THE EXERCISE =
Give the number of lines in the records below that include "this". Reply with that number alone.

......

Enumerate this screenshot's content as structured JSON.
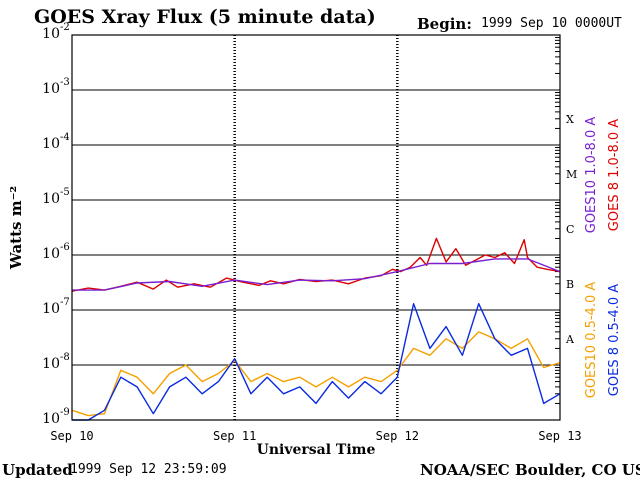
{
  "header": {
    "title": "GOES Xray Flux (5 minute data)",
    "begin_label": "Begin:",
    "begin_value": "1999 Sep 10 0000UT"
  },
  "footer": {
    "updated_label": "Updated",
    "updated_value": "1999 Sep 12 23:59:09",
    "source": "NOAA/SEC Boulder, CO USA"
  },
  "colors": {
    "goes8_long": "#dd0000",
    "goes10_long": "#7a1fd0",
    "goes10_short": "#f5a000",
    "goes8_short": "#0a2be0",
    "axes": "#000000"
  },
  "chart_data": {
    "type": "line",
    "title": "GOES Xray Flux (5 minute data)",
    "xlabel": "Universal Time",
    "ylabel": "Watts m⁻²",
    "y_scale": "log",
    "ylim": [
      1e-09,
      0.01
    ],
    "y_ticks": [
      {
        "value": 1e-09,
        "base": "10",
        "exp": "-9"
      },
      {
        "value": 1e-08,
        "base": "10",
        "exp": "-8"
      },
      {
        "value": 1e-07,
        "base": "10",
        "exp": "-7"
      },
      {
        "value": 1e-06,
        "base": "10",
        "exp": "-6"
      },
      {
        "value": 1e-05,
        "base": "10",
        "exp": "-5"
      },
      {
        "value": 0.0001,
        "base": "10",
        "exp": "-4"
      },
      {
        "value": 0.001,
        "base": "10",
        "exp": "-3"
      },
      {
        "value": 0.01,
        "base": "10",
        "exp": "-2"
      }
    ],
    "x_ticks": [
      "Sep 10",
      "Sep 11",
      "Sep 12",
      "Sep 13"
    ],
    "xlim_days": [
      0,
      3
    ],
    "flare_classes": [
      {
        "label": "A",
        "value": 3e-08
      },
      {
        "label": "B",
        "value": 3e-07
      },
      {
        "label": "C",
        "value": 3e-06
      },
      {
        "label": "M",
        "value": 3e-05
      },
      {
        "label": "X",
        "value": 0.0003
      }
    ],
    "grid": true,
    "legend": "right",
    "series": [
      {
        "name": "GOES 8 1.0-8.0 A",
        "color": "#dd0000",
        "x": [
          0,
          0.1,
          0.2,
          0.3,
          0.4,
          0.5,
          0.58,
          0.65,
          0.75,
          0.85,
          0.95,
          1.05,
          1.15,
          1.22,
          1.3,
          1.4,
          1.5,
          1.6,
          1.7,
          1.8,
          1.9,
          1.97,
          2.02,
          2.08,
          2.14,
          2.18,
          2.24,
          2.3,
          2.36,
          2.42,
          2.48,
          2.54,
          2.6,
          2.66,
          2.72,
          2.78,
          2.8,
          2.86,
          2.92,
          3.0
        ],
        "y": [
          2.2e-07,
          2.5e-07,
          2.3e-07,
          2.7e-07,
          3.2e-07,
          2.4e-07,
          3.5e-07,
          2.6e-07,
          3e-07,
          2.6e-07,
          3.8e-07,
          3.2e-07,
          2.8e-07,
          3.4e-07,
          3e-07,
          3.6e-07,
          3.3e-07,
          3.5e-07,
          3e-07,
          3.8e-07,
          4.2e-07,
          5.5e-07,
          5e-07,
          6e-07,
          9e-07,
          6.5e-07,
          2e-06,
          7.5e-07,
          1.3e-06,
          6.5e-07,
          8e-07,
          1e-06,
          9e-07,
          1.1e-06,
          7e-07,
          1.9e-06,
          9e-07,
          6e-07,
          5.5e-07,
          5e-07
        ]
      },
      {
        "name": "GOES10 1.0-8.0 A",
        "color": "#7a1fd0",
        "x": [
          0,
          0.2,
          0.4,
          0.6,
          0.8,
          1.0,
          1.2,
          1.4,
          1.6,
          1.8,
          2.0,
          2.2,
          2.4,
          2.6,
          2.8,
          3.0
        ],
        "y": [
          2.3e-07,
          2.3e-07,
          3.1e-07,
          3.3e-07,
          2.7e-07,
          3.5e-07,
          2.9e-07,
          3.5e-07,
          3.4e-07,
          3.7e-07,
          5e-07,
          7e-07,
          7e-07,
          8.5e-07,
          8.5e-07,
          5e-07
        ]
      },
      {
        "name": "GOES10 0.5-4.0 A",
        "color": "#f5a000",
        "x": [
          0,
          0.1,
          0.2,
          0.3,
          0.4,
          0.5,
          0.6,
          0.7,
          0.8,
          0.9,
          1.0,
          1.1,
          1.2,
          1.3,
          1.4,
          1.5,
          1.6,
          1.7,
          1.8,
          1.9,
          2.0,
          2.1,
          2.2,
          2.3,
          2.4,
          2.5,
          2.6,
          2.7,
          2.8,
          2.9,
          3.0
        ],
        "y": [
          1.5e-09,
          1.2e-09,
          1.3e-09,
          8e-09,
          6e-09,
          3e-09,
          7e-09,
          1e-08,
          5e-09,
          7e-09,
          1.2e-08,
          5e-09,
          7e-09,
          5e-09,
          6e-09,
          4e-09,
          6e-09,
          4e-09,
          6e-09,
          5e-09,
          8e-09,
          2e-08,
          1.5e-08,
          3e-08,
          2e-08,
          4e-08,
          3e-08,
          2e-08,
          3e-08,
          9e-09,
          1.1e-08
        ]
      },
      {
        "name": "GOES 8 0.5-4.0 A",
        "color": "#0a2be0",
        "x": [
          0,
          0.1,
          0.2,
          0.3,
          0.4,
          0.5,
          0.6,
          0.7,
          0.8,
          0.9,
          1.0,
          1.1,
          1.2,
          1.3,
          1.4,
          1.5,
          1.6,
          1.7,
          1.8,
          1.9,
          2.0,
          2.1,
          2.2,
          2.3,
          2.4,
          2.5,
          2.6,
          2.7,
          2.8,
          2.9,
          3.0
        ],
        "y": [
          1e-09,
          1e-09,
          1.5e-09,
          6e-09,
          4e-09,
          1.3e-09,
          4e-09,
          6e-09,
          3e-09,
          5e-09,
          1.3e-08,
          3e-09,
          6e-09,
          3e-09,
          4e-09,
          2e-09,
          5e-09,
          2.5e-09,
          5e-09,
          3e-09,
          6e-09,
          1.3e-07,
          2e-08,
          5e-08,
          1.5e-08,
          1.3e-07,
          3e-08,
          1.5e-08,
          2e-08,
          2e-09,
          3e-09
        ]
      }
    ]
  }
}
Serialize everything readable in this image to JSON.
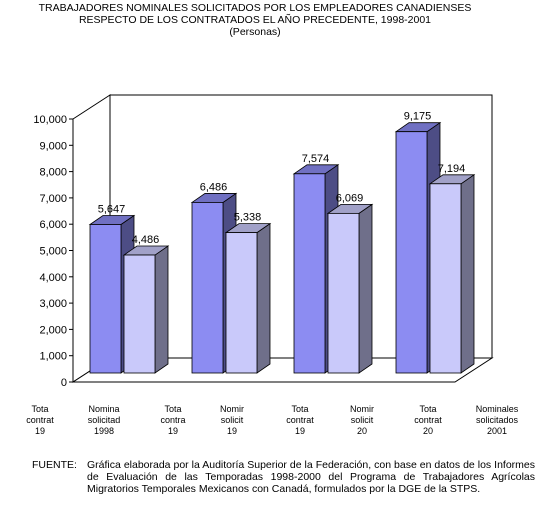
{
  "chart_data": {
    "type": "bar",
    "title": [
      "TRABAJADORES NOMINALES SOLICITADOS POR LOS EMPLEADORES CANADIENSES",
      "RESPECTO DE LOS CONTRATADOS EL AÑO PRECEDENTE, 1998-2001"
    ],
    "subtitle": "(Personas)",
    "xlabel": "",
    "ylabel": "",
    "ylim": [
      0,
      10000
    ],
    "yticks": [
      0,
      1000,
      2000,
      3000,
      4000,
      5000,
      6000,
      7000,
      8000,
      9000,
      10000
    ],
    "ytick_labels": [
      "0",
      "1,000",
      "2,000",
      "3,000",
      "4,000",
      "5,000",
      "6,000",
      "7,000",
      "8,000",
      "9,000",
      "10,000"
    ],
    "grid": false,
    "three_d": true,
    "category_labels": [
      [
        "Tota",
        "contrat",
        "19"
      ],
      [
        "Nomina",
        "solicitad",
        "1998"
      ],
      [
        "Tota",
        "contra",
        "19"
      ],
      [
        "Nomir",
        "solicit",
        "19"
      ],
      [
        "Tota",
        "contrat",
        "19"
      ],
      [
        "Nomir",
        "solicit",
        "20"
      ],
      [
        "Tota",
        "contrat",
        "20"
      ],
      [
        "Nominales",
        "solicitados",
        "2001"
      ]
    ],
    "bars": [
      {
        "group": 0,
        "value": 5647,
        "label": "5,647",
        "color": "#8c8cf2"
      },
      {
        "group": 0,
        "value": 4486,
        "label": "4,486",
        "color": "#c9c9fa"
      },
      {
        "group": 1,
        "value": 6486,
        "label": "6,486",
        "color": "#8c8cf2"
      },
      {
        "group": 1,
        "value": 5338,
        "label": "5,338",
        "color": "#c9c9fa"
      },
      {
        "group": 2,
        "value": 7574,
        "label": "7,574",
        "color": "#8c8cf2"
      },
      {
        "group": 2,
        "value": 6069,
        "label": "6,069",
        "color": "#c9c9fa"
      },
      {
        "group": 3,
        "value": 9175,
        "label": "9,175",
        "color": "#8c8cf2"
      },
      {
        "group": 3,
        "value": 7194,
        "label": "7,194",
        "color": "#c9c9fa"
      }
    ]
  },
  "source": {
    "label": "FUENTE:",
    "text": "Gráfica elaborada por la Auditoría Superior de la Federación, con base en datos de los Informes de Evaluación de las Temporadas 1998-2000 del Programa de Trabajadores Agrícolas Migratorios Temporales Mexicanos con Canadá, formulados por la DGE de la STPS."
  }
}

......

RESULT =
2